Output each line of the material exactly as it stands.
+ + + + +
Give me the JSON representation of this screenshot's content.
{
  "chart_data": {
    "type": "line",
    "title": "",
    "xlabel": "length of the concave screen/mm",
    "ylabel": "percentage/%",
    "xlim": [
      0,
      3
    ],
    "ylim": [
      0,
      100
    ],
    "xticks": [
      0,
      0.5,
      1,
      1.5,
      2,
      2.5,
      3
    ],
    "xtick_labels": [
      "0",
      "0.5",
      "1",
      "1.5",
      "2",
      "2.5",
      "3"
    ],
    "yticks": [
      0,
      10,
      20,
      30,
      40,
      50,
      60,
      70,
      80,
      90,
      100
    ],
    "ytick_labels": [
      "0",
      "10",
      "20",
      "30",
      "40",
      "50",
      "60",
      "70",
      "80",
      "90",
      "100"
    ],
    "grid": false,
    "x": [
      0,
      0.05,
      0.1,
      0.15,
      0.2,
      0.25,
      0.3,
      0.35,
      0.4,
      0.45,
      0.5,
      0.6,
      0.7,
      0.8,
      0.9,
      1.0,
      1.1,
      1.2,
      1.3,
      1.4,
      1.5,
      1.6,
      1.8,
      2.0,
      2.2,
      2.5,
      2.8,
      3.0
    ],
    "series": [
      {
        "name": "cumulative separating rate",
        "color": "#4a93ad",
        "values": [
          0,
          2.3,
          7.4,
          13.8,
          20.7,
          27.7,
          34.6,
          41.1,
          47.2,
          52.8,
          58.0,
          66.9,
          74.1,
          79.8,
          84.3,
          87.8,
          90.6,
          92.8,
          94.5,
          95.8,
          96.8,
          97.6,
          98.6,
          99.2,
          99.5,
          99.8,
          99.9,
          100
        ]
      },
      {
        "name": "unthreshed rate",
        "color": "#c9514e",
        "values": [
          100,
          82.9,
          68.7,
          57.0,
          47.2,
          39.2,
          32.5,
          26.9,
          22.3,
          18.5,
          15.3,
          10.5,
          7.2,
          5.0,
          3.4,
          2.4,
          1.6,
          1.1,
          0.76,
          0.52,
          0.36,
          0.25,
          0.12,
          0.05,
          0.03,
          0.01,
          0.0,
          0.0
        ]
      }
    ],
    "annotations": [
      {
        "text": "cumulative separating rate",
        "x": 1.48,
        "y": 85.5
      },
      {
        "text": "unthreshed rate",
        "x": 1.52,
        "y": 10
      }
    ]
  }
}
+ + + + +
▶ [ANSWER TO THIS TASK]
Give me the JSON representation of this screenshot's content.
{
  "chart_data": {
    "type": "line",
    "title": "",
    "xlabel": "length of the concave screen/mm",
    "ylabel": "percentage/%",
    "xlim": [
      0,
      3
    ],
    "ylim": [
      0,
      100
    ],
    "xticks": [
      0,
      0.5,
      1,
      1.5,
      2,
      2.5,
      3
    ],
    "xtick_labels": [
      "0",
      "0.5",
      "1",
      "1.5",
      "2",
      "2.5",
      "3"
    ],
    "yticks": [
      0,
      10,
      20,
      30,
      40,
      50,
      60,
      70,
      80,
      90,
      100
    ],
    "ytick_labels": [
      "0",
      "10",
      "20",
      "30",
      "40",
      "50",
      "60",
      "70",
      "80",
      "90",
      "100"
    ],
    "grid": false,
    "x": [
      0,
      0.05,
      0.1,
      0.15,
      0.2,
      0.25,
      0.3,
      0.35,
      0.4,
      0.45,
      0.5,
      0.6,
      0.7,
      0.8,
      0.9,
      1.0,
      1.1,
      1.2,
      1.3,
      1.4,
      1.5,
      1.6,
      1.8,
      2.0,
      2.2,
      2.5,
      2.8,
      3.0
    ],
    "series": [
      {
        "name": "cumulative separating rate",
        "color": "#4a93ad",
        "values": [
          0,
          2.3,
          7.4,
          13.8,
          20.7,
          27.7,
          34.6,
          41.1,
          47.2,
          52.8,
          58.0,
          66.9,
          74.1,
          79.8,
          84.3,
          87.8,
          90.6,
          92.8,
          94.5,
          95.8,
          96.8,
          97.6,
          98.6,
          99.2,
          99.5,
          99.8,
          99.9,
          100
        ]
      },
      {
        "name": "unthreshed rate",
        "color": "#c9514e",
        "values": [
          100,
          82.9,
          68.7,
          57.0,
          47.2,
          39.2,
          32.5,
          26.9,
          22.3,
          18.5,
          15.3,
          10.5,
          7.2,
          5.0,
          3.4,
          2.4,
          1.6,
          1.1,
          0.76,
          0.52,
          0.36,
          0.25,
          0.12,
          0.05,
          0.03,
          0.01,
          0.0,
          0.0
        ]
      }
    ],
    "annotations": [
      {
        "text": "cumulative separating rate",
        "x": 1.48,
        "y": 85.5
      },
      {
        "text": "unthreshed rate",
        "x": 1.52,
        "y": 10
      }
    ]
  }
}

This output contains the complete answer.